[Records about charts and figures]
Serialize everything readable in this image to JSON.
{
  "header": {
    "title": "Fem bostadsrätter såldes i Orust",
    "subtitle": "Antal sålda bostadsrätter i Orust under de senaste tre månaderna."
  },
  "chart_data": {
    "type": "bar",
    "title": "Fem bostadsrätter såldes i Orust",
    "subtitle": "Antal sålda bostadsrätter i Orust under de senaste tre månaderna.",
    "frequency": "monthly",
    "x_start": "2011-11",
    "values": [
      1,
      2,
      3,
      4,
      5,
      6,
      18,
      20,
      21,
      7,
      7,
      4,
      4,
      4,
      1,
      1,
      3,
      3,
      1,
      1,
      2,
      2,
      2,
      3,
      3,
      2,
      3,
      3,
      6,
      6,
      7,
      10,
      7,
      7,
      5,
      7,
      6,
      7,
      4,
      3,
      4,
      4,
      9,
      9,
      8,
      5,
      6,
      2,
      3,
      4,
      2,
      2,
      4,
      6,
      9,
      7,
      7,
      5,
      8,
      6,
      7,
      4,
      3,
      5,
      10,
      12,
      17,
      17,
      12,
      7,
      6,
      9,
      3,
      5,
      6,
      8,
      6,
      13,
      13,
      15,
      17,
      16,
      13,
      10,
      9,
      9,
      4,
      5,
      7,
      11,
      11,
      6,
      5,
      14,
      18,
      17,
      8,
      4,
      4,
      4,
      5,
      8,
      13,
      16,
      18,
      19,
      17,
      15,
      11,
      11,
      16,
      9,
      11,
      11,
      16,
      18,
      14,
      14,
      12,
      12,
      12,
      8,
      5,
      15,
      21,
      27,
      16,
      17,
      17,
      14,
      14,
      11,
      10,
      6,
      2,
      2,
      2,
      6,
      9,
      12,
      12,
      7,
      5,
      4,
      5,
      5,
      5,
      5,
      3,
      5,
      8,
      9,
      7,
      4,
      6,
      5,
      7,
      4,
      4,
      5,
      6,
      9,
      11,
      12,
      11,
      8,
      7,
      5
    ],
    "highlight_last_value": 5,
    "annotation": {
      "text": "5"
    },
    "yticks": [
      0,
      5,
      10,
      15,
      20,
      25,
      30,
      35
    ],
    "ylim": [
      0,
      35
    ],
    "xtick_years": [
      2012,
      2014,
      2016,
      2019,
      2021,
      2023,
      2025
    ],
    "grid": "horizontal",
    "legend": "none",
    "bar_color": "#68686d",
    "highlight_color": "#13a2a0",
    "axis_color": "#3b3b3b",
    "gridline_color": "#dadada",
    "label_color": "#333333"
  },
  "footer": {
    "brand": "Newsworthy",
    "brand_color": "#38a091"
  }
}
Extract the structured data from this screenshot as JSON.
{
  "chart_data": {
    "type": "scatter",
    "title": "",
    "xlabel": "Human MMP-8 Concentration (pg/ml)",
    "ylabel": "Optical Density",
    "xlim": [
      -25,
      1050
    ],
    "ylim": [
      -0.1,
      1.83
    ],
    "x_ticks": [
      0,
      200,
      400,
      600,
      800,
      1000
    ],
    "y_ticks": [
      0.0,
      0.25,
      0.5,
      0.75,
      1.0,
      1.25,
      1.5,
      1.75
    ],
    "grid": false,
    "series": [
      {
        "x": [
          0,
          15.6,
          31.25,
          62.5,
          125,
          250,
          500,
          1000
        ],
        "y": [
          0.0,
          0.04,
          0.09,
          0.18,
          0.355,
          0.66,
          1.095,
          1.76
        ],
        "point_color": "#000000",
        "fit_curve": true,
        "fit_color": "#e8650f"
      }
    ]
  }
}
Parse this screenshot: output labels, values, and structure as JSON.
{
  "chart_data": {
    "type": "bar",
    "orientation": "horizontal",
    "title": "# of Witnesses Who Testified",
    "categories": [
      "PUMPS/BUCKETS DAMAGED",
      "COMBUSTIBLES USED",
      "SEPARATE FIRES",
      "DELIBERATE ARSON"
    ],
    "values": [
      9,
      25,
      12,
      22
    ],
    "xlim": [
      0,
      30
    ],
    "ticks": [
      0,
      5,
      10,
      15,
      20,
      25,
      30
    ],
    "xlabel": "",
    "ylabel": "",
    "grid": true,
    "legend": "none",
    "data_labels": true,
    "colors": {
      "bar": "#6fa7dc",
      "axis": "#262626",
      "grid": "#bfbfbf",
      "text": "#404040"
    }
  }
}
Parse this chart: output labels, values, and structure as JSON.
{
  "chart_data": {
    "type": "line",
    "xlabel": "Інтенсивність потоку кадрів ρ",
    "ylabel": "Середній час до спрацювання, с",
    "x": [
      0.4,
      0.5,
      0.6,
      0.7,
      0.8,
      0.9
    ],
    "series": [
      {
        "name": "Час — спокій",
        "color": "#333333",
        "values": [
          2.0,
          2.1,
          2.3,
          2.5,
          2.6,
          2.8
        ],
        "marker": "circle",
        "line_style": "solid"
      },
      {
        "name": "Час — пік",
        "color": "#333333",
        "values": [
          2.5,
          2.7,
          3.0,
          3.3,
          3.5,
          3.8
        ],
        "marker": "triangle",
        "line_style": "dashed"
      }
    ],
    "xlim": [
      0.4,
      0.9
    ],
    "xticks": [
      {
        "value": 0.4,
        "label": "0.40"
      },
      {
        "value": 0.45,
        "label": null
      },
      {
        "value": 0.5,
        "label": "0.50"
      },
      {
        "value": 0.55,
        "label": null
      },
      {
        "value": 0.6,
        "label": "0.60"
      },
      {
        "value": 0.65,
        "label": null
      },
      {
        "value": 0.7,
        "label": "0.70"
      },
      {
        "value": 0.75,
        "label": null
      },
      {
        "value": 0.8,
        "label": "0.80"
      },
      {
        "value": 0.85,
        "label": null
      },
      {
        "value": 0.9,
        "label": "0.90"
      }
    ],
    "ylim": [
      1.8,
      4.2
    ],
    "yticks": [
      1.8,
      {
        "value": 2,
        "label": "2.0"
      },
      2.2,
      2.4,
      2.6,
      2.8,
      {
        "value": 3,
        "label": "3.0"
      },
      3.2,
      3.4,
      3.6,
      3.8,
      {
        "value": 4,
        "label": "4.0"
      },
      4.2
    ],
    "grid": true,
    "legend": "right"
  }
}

The request:
Every record shown above should be written out again exactly.

Solution for this exercise:
Serialize everything readable in this image to JSON.
{
  "header": {
    "title": "Fem bostadsrätter såldes i Orust",
    "subtitle": "Antal sålda bostadsrätter i Orust under de senaste tre månaderna."
  },
  "chart_data": {
    "type": "bar",
    "title": "Fem bostadsrätter såldes i Orust",
    "subtitle": "Antal sålda bostadsrätter i Orust under de senaste tre månaderna.",
    "frequency": "monthly",
    "x_start": "2011-11",
    "values": [
      1,
      2,
      3,
      4,
      5,
      6,
      18,
      20,
      21,
      7,
      7,
      4,
      4,
      4,
      1,
      1,
      3,
      3,
      1,
      1,
      2,
      2,
      2,
      3,
      3,
      2,
      3,
      3,
      6,
      6,
      7,
      10,
      7,
      7,
      5,
      7,
      6,
      7,
      4,
      3,
      4,
      4,
      9,
      9,
      8,
      5,
      6,
      2,
      3,
      4,
      2,
      2,
      4,
      6,
      9,
      7,
      7,
      5,
      8,
      6,
      7,
      4,
      3,
      5,
      10,
      12,
      17,
      17,
      12,
      7,
      6,
      9,
      3,
      5,
      6,
      8,
      6,
      13,
      13,
      15,
      17,
      16,
      13,
      10,
      9,
      9,
      4,
      5,
      7,
      11,
      11,
      6,
      5,
      14,
      18,
      17,
      8,
      4,
      4,
      4,
      5,
      8,
      13,
      16,
      18,
      19,
      17,
      15,
      11,
      11,
      16,
      9,
      11,
      11,
      16,
      18,
      14,
      14,
      12,
      12,
      12,
      8,
      5,
      15,
      21,
      27,
      16,
      17,
      17,
      14,
      14,
      11,
      10,
      6,
      2,
      2,
      2,
      6,
      9,
      12,
      12,
      7,
      5,
      4,
      5,
      5,
      5,
      5,
      3,
      5,
      8,
      9,
      7,
      4,
      6,
      5,
      7,
      4,
      4,
      5,
      6,
      9,
      11,
      12,
      11,
      8,
      7,
      5
    ],
    "highlight_last_value": 5,
    "annotation": {
      "text": "5"
    },
    "yticks": [
      0,
      5,
      10,
      15,
      20,
      25,
      30,
      35
    ],
    "ylim": [
      0,
      35
    ],
    "xtick_years": [
      2012,
      2014,
      2016,
      2019,
      2021,
      2023,
      2025
    ],
    "grid": "horizontal",
    "legend": "none",
    "bar_color": "#68686d",
    "highlight_color": "#13a2a0",
    "axis_color": "#3b3b3b",
    "gridline_color": "#dadada",
    "label_color": "#333333"
  },
  "footer": {
    "brand": "Newsworthy",
    "brand_color": "#38a091"
  }
}
Extract the structured data from this screenshot as JSON.
{
  "chart_data": {
    "type": "scatter",
    "title": "",
    "xlabel": "Human MMP-8 Concentration (pg/ml)",
    "ylabel": "Optical Density",
    "xlim": [
      -25,
      1050
    ],
    "ylim": [
      -0.1,
      1.83
    ],
    "x_ticks": [
      0,
      200,
      400,
      600,
      800,
      1000
    ],
    "y_ticks": [
      0.0,
      0.25,
      0.5,
      0.75,
      1.0,
      1.25,
      1.5,
      1.75
    ],
    "grid": false,
    "series": [
      {
        "x": [
          0,
          15.6,
          31.25,
          62.5,
          125,
          250,
          500,
          1000
        ],
        "y": [
          0.0,
          0.04,
          0.09,
          0.18,
          0.355,
          0.66,
          1.095,
          1.76
        ],
        "point_color": "#000000",
        "fit_curve": true,
        "fit_color": "#e8650f"
      }
    ]
  }
}
Parse this screenshot: output labels, values, and structure as JSON.
{
  "chart_data": {
    "type": "bar",
    "orientation": "horizontal",
    "title": "# of Witnesses Who Testified",
    "categories": [
      "PUMPS/BUCKETS DAMAGED",
      "COMBUSTIBLES USED",
      "SEPARATE FIRES",
      "DELIBERATE ARSON"
    ],
    "values": [
      9,
      25,
      12,
      22
    ],
    "xlim": [
      0,
      30
    ],
    "ticks": [
      0,
      5,
      10,
      15,
      20,
      25,
      30
    ],
    "xlabel": "",
    "ylabel": "",
    "grid": true,
    "legend": "none",
    "data_labels": true,
    "colors": {
      "bar": "#6fa7dc",
      "axis": "#262626",
      "grid": "#bfbfbf",
      "text": "#404040"
    }
  }
}
Parse this chart: output labels, values, and structure as JSON.
{
  "chart_data": {
    "type": "line",
    "xlabel": "Інтенсивність потоку кадрів ρ",
    "ylabel": "Середній час до спрацювання, с",
    "x": [
      0.4,
      0.5,
      0.6,
      0.7,
      0.8,
      0.9
    ],
    "series": [
      {
        "name": "Час — спокій",
        "color": "#333333",
        "values": [
          2.0,
          2.1,
          2.3,
          2.5,
          2.6,
          2.8
        ],
        "marker": "circle",
        "line_style": "solid"
      },
      {
        "name": "Час — пік",
        "color": "#333333",
        "values": [
          2.5,
          2.7,
          3.0,
          3.3,
          3.5,
          3.8
        ],
        "marker": "triangle",
        "line_style": "dashed"
      }
    ],
    "xlim": [
      0.4,
      0.9
    ],
    "xticks": [
      {
        "value": 0.4,
        "label": "0.40"
      },
      {
        "value": 0.45,
        "label": null
      },
      {
        "value": 0.5,
        "label": "0.50"
      },
      {
        "value": 0.55,
        "label": null
      },
      {
        "value": 0.6,
        "label": "0.60"
      },
      {
        "value": 0.65,
        "label": null
      },
      {
        "value": 0.7,
        "label": "0.70"
      },
      {
        "value": 0.75,
        "label": null
      },
      {
        "value": 0.8,
        "label": "0.80"
      },
      {
        "value": 0.85,
        "label": null
      },
      {
        "value": 0.9,
        "label": "0.90"
      }
    ],
    "ylim": [
      1.8,
      4.2
    ],
    "yticks": [
      1.8,
      {
        "value": 2,
        "label": "2.0"
      },
      2.2,
      2.4,
      2.6,
      2.8,
      {
        "value": 3,
        "label": "3.0"
      },
      3.2,
      3.4,
      3.6,
      3.8,
      {
        "value": 4,
        "label": "4.0"
      },
      4.2
    ],
    "grid": true,
    "legend": "right"
  }
}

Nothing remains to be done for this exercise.